------ WORKING DATA
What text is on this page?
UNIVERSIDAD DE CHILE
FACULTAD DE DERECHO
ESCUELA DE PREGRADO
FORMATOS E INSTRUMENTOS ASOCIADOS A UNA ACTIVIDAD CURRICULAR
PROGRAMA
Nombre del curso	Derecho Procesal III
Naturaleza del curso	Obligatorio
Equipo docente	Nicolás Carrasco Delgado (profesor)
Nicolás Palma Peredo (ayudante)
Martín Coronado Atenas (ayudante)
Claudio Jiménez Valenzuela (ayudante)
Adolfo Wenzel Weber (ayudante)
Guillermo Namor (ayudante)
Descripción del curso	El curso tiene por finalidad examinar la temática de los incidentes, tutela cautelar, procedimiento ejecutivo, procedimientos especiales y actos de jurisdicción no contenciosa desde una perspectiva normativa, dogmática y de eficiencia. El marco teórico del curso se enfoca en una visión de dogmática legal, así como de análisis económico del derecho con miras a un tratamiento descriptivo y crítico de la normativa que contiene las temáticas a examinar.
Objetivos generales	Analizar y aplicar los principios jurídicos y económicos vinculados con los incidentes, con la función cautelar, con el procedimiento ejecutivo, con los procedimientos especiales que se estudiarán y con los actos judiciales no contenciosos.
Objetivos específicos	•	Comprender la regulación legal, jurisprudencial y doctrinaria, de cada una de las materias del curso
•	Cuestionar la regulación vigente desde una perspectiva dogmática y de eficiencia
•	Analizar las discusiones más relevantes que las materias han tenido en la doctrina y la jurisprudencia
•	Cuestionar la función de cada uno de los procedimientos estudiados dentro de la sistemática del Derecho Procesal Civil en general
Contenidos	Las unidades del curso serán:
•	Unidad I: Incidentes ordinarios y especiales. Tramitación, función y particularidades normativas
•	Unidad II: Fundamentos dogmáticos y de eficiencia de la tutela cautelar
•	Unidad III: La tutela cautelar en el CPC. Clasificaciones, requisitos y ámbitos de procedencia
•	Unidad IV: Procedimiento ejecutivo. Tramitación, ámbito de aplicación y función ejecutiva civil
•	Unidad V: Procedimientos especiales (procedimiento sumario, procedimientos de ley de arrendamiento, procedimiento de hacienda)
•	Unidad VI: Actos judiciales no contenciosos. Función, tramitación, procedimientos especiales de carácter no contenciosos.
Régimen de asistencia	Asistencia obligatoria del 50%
------------
> _WHAT NEEDS TO BE DONE_: Show the data once more, exactly as it was written.

> _EXERCISE ANSWER_:
What text is on this page?
UNIVERSIDAD DE CHILE
FACULTAD DE DERECHO
ESCUELA DE PREGRADO
FORMATOS E INSTRUMENTOS ASOCIADOS A UNA ACTIVIDAD CURRICULAR
PROGRAMA
Nombre del curso	Derecho Procesal III
Naturaleza del curso	Obligatorio
Equipo docente	Nicolás Carrasco Delgado (profesor)
Nicolás Palma Peredo (ayudante)
Martín Coronado Atenas (ayudante)
Claudio Jiménez Valenzuela (ayudante)
Adolfo Wenzel Weber (ayudante)
Guillermo Namor (ayudante)
Descripción del curso	El curso tiene por finalidad examinar la temática de los incidentes, tutela cautelar, procedimiento ejecutivo, procedimientos especiales y actos de jurisdicción no contenciosa desde una perspectiva normativa, dogmática y de eficiencia. El marco teórico del curso se enfoca en una visión de dogmática legal, así como de análisis económico del derecho con miras a un tratamiento descriptivo y crítico de la normativa que contiene las temáticas a examinar.
Objetivos generales	Analizar y aplicar los principios jurídicos y económicos vinculados con los incidentes, con la función cautelar, con el procedimiento ejecutivo, con los procedimientos especiales que se estudiarán y con los actos judiciales no contenciosos.
Objetivos específicos	•	Comprender la regulación legal, jurisprudencial y doctrinaria, de cada una de las materias del curso
•	Cuestionar la regulación vigente desde una perspectiva dogmática y de eficiencia
•	Analizar las discusiones más relevantes que las materias han tenido en la doctrina y la jurisprudencia
•	Cuestionar la función de cada uno de los procedimientos estudiados dentro de la sistemática del Derecho Procesal Civil en general
Contenidos	Las unidades del curso serán:
•	Unidad I: Incidentes ordinarios y especiales. Tramitación, función y particularidades normativas
•	Unidad II: Fundamentos dogmáticos y de eficiencia de la tutela cautelar
•	Unidad III: La tutela cautelar en el CPC. Clasificaciones, requisitos y ámbitos de procedencia
•	Unidad IV: Procedimiento ejecutivo. Tramitación, ámbito de aplicación y función ejecutiva civil
•	Unidad V: Procedimientos especiales (procedimiento sumario, procedimientos de ley de arrendamiento, procedimiento de hacienda)
•	Unidad VI: Actos judiciales no contenciosos. Función, tramitación, procedimientos especiales de carácter no contenciosos.
Régimen de asistencia	Asistencia obligatoria del 50%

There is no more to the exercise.